** YOUR GOAL **
Which lines contain the string "direction"? Please list every one of them.
** START OF SOURCE RECORDS **
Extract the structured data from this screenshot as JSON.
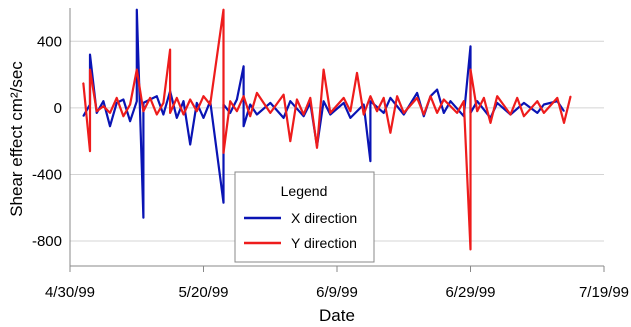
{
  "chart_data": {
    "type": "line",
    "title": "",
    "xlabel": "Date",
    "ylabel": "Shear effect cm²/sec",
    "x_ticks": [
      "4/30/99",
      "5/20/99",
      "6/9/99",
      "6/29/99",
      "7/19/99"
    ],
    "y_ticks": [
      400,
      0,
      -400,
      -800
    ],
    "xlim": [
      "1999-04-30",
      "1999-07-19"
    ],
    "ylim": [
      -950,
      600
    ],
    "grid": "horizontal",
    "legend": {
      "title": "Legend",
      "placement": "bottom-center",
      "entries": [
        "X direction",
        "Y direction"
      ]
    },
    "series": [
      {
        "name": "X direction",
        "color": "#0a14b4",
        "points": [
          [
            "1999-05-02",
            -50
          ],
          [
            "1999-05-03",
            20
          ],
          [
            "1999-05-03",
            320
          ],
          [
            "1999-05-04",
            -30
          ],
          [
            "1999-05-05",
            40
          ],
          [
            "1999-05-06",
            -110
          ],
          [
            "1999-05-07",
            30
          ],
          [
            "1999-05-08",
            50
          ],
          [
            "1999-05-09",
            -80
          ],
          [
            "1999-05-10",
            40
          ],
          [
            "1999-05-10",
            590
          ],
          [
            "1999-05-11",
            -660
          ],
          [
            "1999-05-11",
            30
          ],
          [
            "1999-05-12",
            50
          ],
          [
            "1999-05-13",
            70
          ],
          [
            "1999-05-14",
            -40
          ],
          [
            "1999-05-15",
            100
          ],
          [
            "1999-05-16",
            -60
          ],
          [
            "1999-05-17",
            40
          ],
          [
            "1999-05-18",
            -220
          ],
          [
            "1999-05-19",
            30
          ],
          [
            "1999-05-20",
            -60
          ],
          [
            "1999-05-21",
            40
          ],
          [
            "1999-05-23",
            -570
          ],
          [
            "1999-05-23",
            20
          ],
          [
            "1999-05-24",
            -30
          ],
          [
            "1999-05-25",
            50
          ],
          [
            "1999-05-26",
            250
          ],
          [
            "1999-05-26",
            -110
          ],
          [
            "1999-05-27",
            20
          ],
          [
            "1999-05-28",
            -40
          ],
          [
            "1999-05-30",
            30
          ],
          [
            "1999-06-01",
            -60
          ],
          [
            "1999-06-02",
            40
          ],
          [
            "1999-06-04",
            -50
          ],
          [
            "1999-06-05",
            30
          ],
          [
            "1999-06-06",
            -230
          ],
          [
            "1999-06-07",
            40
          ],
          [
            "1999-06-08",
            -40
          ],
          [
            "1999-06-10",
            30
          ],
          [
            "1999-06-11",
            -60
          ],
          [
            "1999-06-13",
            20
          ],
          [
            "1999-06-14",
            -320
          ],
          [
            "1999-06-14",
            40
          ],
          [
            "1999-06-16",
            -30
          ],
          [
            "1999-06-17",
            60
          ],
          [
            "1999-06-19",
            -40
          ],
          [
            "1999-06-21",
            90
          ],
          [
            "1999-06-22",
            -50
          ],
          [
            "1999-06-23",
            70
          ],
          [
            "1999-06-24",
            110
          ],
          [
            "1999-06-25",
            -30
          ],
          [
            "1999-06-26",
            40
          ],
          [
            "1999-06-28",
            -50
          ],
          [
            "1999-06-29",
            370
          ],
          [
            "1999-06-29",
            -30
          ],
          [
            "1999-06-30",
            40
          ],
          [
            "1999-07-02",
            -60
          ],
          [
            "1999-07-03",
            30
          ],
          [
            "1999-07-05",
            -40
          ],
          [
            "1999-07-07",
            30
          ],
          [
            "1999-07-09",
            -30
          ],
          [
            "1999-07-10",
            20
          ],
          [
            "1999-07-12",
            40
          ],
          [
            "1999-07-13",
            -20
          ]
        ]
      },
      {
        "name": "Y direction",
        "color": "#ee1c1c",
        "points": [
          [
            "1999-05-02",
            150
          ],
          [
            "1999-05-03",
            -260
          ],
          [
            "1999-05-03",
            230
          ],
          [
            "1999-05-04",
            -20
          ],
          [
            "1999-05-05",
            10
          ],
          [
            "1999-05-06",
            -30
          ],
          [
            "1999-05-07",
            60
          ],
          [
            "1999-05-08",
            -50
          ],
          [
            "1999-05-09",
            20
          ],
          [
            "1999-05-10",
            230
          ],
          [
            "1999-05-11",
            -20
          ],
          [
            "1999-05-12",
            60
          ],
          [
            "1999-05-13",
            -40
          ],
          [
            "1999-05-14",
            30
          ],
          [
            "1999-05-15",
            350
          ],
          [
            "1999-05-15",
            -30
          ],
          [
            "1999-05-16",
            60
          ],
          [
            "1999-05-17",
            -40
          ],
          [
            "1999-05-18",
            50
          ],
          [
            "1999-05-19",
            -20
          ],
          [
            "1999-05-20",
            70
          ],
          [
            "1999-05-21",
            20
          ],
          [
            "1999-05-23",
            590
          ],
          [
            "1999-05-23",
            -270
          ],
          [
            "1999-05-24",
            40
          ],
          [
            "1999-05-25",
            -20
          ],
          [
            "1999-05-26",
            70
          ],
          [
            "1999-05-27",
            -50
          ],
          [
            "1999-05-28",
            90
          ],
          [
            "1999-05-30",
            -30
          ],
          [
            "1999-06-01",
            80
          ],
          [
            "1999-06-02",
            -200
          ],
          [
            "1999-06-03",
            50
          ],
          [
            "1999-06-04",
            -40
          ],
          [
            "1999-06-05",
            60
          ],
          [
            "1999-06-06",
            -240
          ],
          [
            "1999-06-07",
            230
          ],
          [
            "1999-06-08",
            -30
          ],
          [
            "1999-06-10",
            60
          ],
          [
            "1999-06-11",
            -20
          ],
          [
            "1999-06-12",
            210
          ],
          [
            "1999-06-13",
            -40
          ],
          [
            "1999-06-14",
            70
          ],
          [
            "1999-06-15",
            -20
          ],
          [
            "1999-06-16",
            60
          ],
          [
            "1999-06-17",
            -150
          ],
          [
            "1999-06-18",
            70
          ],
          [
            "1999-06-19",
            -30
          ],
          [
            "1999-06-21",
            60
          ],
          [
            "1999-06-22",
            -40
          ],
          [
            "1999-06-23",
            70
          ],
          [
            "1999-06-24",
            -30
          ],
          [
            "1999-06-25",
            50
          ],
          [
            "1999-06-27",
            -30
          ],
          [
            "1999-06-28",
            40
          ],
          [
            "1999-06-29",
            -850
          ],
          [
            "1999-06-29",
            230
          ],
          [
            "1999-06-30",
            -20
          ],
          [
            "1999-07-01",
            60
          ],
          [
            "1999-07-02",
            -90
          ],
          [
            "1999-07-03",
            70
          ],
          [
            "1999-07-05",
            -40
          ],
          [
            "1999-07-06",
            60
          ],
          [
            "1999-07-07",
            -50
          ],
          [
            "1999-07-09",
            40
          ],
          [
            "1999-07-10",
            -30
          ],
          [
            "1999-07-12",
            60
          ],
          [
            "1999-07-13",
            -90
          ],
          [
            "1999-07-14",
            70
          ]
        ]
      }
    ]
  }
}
** END OF SOURCE RECORDS **
** OUTPUT FOR THIS TASK **
        "X direction",
        "Y direction"
        "name": "X direction",
        "name": "Y direction",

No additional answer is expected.